● Exercise directions:
Here are some records; return them all exactly.

(Saved entries)

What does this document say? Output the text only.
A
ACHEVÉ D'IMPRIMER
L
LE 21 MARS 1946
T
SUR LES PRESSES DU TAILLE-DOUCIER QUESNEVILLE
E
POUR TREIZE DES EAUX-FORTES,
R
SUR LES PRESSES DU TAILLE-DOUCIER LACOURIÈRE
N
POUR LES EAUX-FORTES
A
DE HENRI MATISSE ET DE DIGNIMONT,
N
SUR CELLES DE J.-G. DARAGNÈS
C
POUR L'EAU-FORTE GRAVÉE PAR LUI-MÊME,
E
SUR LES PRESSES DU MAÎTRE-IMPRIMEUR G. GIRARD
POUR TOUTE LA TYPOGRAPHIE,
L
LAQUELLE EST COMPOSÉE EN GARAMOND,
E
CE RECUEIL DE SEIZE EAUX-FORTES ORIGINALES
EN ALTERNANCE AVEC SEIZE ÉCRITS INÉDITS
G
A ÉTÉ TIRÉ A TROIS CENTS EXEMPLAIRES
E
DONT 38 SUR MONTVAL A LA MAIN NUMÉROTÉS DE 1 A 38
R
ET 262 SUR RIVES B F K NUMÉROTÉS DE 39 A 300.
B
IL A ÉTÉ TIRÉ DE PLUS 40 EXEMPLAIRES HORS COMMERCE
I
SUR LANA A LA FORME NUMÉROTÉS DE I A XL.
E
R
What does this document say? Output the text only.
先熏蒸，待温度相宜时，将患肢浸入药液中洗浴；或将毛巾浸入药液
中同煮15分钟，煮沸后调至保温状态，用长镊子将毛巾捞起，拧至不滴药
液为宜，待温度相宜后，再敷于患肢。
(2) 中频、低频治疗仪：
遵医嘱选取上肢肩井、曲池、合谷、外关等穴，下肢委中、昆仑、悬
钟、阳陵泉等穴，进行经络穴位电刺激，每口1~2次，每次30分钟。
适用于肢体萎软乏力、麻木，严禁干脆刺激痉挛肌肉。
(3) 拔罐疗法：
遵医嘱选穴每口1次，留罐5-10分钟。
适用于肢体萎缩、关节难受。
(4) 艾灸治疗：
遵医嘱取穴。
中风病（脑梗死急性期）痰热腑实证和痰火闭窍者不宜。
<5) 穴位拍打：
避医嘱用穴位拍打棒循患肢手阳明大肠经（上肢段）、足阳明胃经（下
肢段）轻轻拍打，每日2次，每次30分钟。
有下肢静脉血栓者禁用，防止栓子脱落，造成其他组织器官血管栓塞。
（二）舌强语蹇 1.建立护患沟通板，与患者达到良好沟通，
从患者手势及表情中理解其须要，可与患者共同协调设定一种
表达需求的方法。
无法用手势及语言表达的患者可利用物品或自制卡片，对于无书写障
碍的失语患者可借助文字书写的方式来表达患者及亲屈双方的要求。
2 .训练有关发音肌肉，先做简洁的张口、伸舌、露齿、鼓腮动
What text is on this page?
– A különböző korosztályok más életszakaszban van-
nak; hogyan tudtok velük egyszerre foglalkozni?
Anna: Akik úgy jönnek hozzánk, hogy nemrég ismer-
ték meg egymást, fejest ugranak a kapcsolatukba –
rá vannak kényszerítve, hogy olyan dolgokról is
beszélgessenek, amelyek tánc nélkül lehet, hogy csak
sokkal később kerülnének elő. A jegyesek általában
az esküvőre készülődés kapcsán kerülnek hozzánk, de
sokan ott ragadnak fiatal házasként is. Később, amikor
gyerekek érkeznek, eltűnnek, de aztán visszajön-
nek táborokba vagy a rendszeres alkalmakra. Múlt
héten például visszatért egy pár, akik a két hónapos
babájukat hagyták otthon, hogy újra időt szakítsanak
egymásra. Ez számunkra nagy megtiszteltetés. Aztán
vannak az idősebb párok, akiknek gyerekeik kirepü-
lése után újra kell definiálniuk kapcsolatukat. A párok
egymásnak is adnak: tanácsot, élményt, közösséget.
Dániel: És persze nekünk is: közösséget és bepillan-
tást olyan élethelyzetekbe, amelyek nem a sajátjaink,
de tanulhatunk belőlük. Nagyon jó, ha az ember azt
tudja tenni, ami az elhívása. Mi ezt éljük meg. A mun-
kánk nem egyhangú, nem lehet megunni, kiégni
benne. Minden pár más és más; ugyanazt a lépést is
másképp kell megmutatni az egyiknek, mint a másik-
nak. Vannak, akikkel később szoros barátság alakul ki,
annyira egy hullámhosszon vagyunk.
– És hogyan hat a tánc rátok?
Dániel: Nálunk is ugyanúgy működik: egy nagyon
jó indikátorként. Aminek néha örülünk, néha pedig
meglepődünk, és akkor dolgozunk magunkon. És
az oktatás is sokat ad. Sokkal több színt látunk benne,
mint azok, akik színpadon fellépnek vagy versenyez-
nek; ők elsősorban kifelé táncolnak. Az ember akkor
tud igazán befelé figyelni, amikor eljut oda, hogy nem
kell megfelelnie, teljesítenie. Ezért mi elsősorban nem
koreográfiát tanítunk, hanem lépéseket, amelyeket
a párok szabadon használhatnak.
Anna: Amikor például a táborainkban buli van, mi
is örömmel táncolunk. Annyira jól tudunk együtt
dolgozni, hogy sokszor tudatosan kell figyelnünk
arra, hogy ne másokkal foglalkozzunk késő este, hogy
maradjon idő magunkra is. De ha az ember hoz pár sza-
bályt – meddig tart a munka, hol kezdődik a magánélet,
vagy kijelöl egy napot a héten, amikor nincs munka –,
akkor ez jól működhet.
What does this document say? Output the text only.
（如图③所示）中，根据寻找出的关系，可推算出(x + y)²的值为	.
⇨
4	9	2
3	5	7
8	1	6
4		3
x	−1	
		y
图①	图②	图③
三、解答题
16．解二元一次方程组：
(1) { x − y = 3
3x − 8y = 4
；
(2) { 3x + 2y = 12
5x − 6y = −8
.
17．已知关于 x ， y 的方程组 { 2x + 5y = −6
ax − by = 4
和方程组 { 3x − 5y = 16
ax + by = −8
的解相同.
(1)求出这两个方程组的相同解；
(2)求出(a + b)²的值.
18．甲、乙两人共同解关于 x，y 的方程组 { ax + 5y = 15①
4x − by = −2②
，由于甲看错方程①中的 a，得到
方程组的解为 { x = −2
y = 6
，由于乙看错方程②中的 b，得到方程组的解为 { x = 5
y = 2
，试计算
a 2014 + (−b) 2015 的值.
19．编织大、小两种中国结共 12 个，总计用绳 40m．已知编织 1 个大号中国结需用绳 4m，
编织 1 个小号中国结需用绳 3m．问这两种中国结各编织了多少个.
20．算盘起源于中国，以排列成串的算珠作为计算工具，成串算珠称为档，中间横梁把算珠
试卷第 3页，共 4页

● Result below:
What does this document say? Output the text only.
A
ACHEVÉ D'IMPRIMER
L
LE 21 MARS 1946
T
SUR LES PRESSES DU TAILLE-DOUCIER QUESNEVILLE
E
POUR TREIZE DES EAUX-FORTES,
R
SUR LES PRESSES DU TAILLE-DOUCIER LACOURIÈRE
N
POUR LES EAUX-FORTES
A
DE HENRI MATISSE ET DE DIGNIMONT,
N
SUR CELLES DE J.-G. DARAGNÈS
C
POUR L'EAU-FORTE GRAVÉE PAR LUI-MÊME,
E
SUR LES PRESSES DU MAÎTRE-IMPRIMEUR G. GIRARD
POUR TOUTE LA TYPOGRAPHIE,
L
LAQUELLE EST COMPOSÉE EN GARAMOND,
E
CE RECUEIL DE SEIZE EAUX-FORTES ORIGINALES
EN ALTERNANCE AVEC SEIZE ÉCRITS INÉDITS
G
A ÉTÉ TIRÉ A TROIS CENTS EXEMPLAIRES
E
DONT 38 SUR MONTVAL A LA MAIN NUMÉROTÉS DE 1 A 38
R
ET 262 SUR RIVES B F K NUMÉROTÉS DE 39 A 300.
B
IL A ÉTÉ TIRÉ DE PLUS 40 EXEMPLAIRES HORS COMMERCE
I
SUR LANA A LA FORME NUMÉROTÉS DE I A XL.
E
R
What does this document say? Output the text only.
先熏蒸，待温度相宜时，将患肢浸入药液中洗浴；或将毛巾浸入药液
中同煮15分钟，煮沸后调至保温状态，用长镊子将毛巾捞起，拧至不滴药
液为宜，待温度相宜后，再敷于患肢。
(2) 中频、低频治疗仪：
遵医嘱选取上肢肩井、曲池、合谷、外关等穴，下肢委中、昆仑、悬
钟、阳陵泉等穴，进行经络穴位电刺激，每口1~2次，每次30分钟。
适用于肢体萎软乏力、麻木，严禁干脆刺激痉挛肌肉。
(3) 拔罐疗法：
遵医嘱选穴每口1次，留罐5-10分钟。
适用于肢体萎缩、关节难受。
(4) 艾灸治疗：
遵医嘱取穴。
中风病（脑梗死急性期）痰热腑实证和痰火闭窍者不宜。
<5) 穴位拍打：
避医嘱用穴位拍打棒循患肢手阳明大肠经（上肢段）、足阳明胃经（下
肢段）轻轻拍打，每日2次，每次30分钟。
有下肢静脉血栓者禁用，防止栓子脱落，造成其他组织器官血管栓塞。
（二）舌强语蹇 1.建立护患沟通板，与患者达到良好沟通，
从患者手势及表情中理解其须要，可与患者共同协调设定一种
表达需求的方法。
无法用手势及语言表达的患者可利用物品或自制卡片，对于无书写障
碍的失语患者可借助文字书写的方式来表达患者及亲屈双方的要求。
2 .训练有关发音肌肉，先做简洁的张口、伸舌、露齿、鼓腮动
What text is on this page?
– A különböző korosztályok más életszakaszban van-
nak; hogyan tudtok velük egyszerre foglalkozni?
Anna: Akik úgy jönnek hozzánk, hogy nemrég ismer-
ték meg egymást, fejest ugranak a kapcsolatukba –
rá vannak kényszerítve, hogy olyan dolgokról is
beszélgessenek, amelyek tánc nélkül lehet, hogy csak
sokkal később kerülnének elő. A jegyesek általában
az esküvőre készülődés kapcsán kerülnek hozzánk, de
sokan ott ragadnak fiatal házasként is. Később, amikor
gyerekek érkeznek, eltűnnek, de aztán visszajön-
nek táborokba vagy a rendszeres alkalmakra. Múlt
héten például visszatért egy pár, akik a két hónapos
babájukat hagyták otthon, hogy újra időt szakítsanak
egymásra. Ez számunkra nagy megtiszteltetés. Aztán
vannak az idősebb párok, akiknek gyerekeik kirepü-
lése után újra kell definiálniuk kapcsolatukat. A párok
egymásnak is adnak: tanácsot, élményt, közösséget.
Dániel: És persze nekünk is: közösséget és bepillan-
tást olyan élethelyzetekbe, amelyek nem a sajátjaink,
de tanulhatunk belőlük. Nagyon jó, ha az ember azt
tudja tenni, ami az elhívása. Mi ezt éljük meg. A mun-
kánk nem egyhangú, nem lehet megunni, kiégni
benne. Minden pár más és más; ugyanazt a lépést is
másképp kell megmutatni az egyiknek, mint a másik-
nak. Vannak, akikkel később szoros barátság alakul ki,
annyira egy hullámhosszon vagyunk.
– És hogyan hat a tánc rátok?
Dániel: Nálunk is ugyanúgy működik: egy nagyon
jó indikátorként. Aminek néha örülünk, néha pedig
meglepődünk, és akkor dolgozunk magunkon. És
az oktatás is sokat ad. Sokkal több színt látunk benne,
mint azok, akik színpadon fellépnek vagy versenyez-
nek; ők elsősorban kifelé táncolnak. Az ember akkor
tud igazán befelé figyelni, amikor eljut oda, hogy nem
kell megfelelnie, teljesítenie. Ezért mi elsősorban nem
koreográfiát tanítunk, hanem lépéseket, amelyeket
a párok szabadon használhatnak.
Anna: Amikor például a táborainkban buli van, mi
is örömmel táncolunk. Annyira jól tudunk együtt
dolgozni, hogy sokszor tudatosan kell figyelnünk
arra, hogy ne másokkal foglalkozzunk késő este, hogy
maradjon idő magunkra is. De ha az ember hoz pár sza-
bályt – meddig tart a munka, hol kezdődik a magánélet,
vagy kijelöl egy napot a héten, amikor nincs munka –,
akkor ez jól működhet.
What does this document say? Output the text only.
（如图③所示）中，根据寻找出的关系，可推算出(x + y)²的值为	.
⇨
4	9	2
3	5	7
8	1	6
4		3
x	−1	
		y
图①	图②	图③
三、解答题
16．解二元一次方程组：
(1) { x − y = 3
3x − 8y = 4
；
(2) { 3x + 2y = 12
5x − 6y = −8
.
17．已知关于 x ， y 的方程组 { 2x + 5y = −6
ax − by = 4
和方程组 { 3x − 5y = 16
ax + by = −8
的解相同.
(1)求出这两个方程组的相同解；
(2)求出(a + b)²的值.
18．甲、乙两人共同解关于 x，y 的方程组 { ax + 5y = 15①
4x − by = −2②
，由于甲看错方程①中的 a，得到
方程组的解为 { x = −2
y = 6
，由于乙看错方程②中的 b，得到方程组的解为 { x = 5
y = 2
，试计算
a 2014 + (−b) 2015 的值.
19．编织大、小两种中国结共 12 个，总计用绳 40m．已知编织 1 个大号中国结需用绳 4m，
编织 1 个小号中国结需用绳 3m．问这两种中国结各编织了多少个.
20．算盘起源于中国，以排列成串的算珠作为计算工具，成串算珠称为档，中间横梁把算珠
试卷第 3页，共 4页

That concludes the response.